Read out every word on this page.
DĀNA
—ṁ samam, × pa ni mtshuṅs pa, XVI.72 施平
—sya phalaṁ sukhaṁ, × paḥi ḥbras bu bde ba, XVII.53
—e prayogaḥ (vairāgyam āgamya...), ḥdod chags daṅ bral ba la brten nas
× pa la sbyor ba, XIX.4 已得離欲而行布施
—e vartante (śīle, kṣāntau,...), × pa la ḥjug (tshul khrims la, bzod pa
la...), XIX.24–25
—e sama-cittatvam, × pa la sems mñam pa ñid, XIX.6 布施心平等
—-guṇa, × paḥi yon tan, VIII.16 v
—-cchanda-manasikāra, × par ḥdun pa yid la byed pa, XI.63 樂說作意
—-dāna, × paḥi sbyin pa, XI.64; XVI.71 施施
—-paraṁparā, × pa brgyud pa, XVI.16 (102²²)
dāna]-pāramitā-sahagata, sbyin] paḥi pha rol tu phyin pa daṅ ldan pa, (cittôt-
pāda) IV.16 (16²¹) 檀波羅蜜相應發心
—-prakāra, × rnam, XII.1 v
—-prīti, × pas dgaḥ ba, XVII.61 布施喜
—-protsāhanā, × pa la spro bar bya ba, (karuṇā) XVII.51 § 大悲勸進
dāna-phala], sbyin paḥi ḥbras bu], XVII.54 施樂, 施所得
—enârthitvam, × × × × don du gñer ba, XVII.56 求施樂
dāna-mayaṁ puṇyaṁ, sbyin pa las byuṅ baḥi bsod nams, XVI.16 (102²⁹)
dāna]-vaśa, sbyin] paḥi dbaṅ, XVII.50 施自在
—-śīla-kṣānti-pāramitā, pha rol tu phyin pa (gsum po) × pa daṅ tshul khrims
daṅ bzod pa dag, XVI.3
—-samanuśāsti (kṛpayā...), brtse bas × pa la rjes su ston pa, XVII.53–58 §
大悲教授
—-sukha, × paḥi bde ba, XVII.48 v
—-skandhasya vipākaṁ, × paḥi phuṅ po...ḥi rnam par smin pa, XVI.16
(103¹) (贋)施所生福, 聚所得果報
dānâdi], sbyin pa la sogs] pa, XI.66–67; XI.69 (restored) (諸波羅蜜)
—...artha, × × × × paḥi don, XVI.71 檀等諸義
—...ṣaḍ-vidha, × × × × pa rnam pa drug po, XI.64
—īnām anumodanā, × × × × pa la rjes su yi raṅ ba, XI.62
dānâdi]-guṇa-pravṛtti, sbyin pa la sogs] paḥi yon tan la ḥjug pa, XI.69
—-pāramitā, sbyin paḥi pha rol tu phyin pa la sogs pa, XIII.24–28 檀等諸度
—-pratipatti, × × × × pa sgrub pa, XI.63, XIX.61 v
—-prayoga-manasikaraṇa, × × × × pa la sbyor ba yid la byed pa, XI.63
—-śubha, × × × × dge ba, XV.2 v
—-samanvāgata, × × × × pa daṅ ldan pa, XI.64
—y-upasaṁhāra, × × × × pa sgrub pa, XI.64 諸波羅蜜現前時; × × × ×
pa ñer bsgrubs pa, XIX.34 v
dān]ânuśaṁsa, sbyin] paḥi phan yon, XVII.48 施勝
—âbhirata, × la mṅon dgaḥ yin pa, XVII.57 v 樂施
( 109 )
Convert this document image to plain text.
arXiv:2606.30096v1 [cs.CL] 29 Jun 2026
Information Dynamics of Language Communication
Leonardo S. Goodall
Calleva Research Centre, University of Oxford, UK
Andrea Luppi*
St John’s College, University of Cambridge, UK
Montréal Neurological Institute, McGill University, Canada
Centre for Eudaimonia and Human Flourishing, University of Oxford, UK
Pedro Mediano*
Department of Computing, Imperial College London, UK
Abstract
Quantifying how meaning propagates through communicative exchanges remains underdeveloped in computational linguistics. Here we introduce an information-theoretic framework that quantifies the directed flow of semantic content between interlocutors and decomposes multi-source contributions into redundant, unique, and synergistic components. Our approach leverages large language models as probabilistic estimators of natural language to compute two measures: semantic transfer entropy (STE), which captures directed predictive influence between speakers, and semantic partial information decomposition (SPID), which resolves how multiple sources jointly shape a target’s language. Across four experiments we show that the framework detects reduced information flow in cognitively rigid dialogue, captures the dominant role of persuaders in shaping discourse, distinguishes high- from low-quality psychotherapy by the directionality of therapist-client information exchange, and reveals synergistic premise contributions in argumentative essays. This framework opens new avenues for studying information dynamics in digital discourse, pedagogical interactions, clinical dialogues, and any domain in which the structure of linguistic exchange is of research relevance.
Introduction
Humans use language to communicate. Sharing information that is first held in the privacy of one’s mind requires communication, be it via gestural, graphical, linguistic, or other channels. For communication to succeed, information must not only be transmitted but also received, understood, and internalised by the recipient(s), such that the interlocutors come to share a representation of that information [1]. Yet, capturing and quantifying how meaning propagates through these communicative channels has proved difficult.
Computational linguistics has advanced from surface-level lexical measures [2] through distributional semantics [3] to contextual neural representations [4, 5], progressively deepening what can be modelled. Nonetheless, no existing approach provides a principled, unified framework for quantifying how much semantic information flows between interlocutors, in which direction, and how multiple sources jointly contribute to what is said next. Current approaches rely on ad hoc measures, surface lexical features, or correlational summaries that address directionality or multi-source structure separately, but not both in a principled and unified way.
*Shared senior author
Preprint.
================================
Write out the entire listing exactly.

* Correct answer
Read out every word on this page.
DĀNA
—ṁ samam, × pa ni mtshuṅs pa, XVI.72 施平
—sya phalaṁ sukhaṁ, × paḥi ḥbras bu bde ba, XVII.53
—e prayogaḥ (vairāgyam āgamya...), ḥdod chags daṅ bral ba la brten nas
× pa la sbyor ba, XIX.4 已得離欲而行布施
—e vartante (śīle, kṣāntau,...), × pa la ḥjug (tshul khrims la, bzod pa
la...), XIX.24–25
—e sama-cittatvam, × pa la sems mñam pa ñid, XIX.6 布施心平等
—-guṇa, × paḥi yon tan, VIII.16 v
—-cchanda-manasikāra, × par ḥdun pa yid la byed pa, XI.63 樂說作意
—-dāna, × paḥi sbyin pa, XI.64; XVI.71 施施
—-paraṁparā, × pa brgyud pa, XVI.16 (102²²)
dāna]-pāramitā-sahagata, sbyin] paḥi pha rol tu phyin pa daṅ ldan pa, (cittôt-
pāda) IV.16 (16²¹) 檀波羅蜜相應發心
—-prakāra, × rnam, XII.1 v
—-prīti, × pas dgaḥ ba, XVII.61 布施喜
—-protsāhanā, × pa la spro bar bya ba, (karuṇā) XVII.51 § 大悲勸進
dāna-phala], sbyin paḥi ḥbras bu], XVII.54 施樂, 施所得
—enârthitvam, × × × × don du gñer ba, XVII.56 求施樂
dāna-mayaṁ puṇyaṁ, sbyin pa las byuṅ baḥi bsod nams, XVI.16 (102²⁹)
dāna]-vaśa, sbyin] paḥi dbaṅ, XVII.50 施自在
—-śīla-kṣānti-pāramitā, pha rol tu phyin pa (gsum po) × pa daṅ tshul khrims
daṅ bzod pa dag, XVI.3
—-samanuśāsti (kṛpayā...), brtse bas × pa la rjes su ston pa, XVII.53–58 §
大悲教授
—-sukha, × paḥi bde ba, XVII.48 v
—-skandhasya vipākaṁ, × paḥi phuṅ po...ḥi rnam par smin pa, XVI.16
(103¹) (贋)施所生福, 聚所得果報
dānâdi], sbyin pa la sogs] pa, XI.66–67; XI.69 (restored) (諸波羅蜜)
—...artha, × × × × paḥi don, XVI.71 檀等諸義
—...ṣaḍ-vidha, × × × × pa rnam pa drug po, XI.64
—īnām anumodanā, × × × × pa la rjes su yi raṅ ba, XI.62
dānâdi]-guṇa-pravṛtti, sbyin pa la sogs] paḥi yon tan la ḥjug pa, XI.69
—-pāramitā, sbyin paḥi pha rol tu phyin pa la sogs pa, XIII.24–28 檀等諸度
—-pratipatti, × × × × pa sgrub pa, XI.63, XIX.61 v
—-prayoga-manasikaraṇa, × × × × pa la sbyor ba yid la byed pa, XI.63
—-śubha, × × × × dge ba, XV.2 v
—-samanvāgata, × × × × pa daṅ ldan pa, XI.64
—y-upasaṁhāra, × × × × pa sgrub pa, XI.64 諸波羅蜜現前時; × × × ×
pa ñer bsgrubs pa, XIX.34 v
dān]ânuśaṁsa, sbyin] paḥi phan yon, XVII.48 施勝
—âbhirata, × la mṅon dgaḥ yin pa, XVII.57 v 樂施
( 109 )
Convert this document image to plain text.
arXiv:2606.30096v1 [cs.CL] 29 Jun 2026
Information Dynamics of Language Communication
Leonardo S. Goodall
Calleva Research Centre, University of Oxford, UK
Andrea Luppi*
St John’s College, University of Cambridge, UK
Montréal Neurological Institute, McGill University, Canada
Centre for Eudaimonia and Human Flourishing, University of Oxford, UK
Pedro Mediano*
Department of Computing, Imperial College London, UK
Abstract
Quantifying how meaning propagates through communicative exchanges remains underdeveloped in computational linguistics. Here we introduce an information-theoretic framework that quantifies the directed flow of semantic content between interlocutors and decomposes multi-source contributions into redundant, unique, and synergistic components. Our approach leverages large language models as probabilistic estimators of natural language to compute two measures: semantic transfer entropy (STE), which captures directed predictive influence between speakers, and semantic partial information decomposition (SPID), which resolves how multiple sources jointly shape a target’s language. Across four experiments we show that the framework detects reduced information flow in cognitively rigid dialogue, captures the dominant role of persuaders in shaping discourse, distinguishes high- from low-quality psychotherapy by the directionality of therapist-client information exchange, and reveals synergistic premise contributions in argumentative essays. This framework opens new avenues for studying information dynamics in digital discourse, pedagogical interactions, clinical dialogues, and any domain in which the structure of linguistic exchange is of research relevance.
Introduction
Humans use language to communicate. Sharing information that is first held in the privacy of one’s mind requires communication, be it via gestural, graphical, linguistic, or other channels. For communication to succeed, information must not only be transmitted but also received, understood, and internalised by the recipient(s), such that the interlocutors come to share a representation of that information [1]. Yet, capturing and quantifying how meaning propagates through these communicative channels has proved difficult.
Computational linguistics has advanced from surface-level lexical measures [2] through distributional semantics [3] to contextual neural representations [4, 5], progressively deepening what can be modelled. Nonetheless, no existing approach provides a principled, unified framework for quantifying how much semantic information flows between interlocutors, in which direction, and how multiple sources jointly contribute to what is said next. Current approaches rely on ad hoc measures, surface lexical features, or correlational summaries that address directionality or multi-source structure separately, but not both in a principled and unified way.
*Shared senior author
Preprint.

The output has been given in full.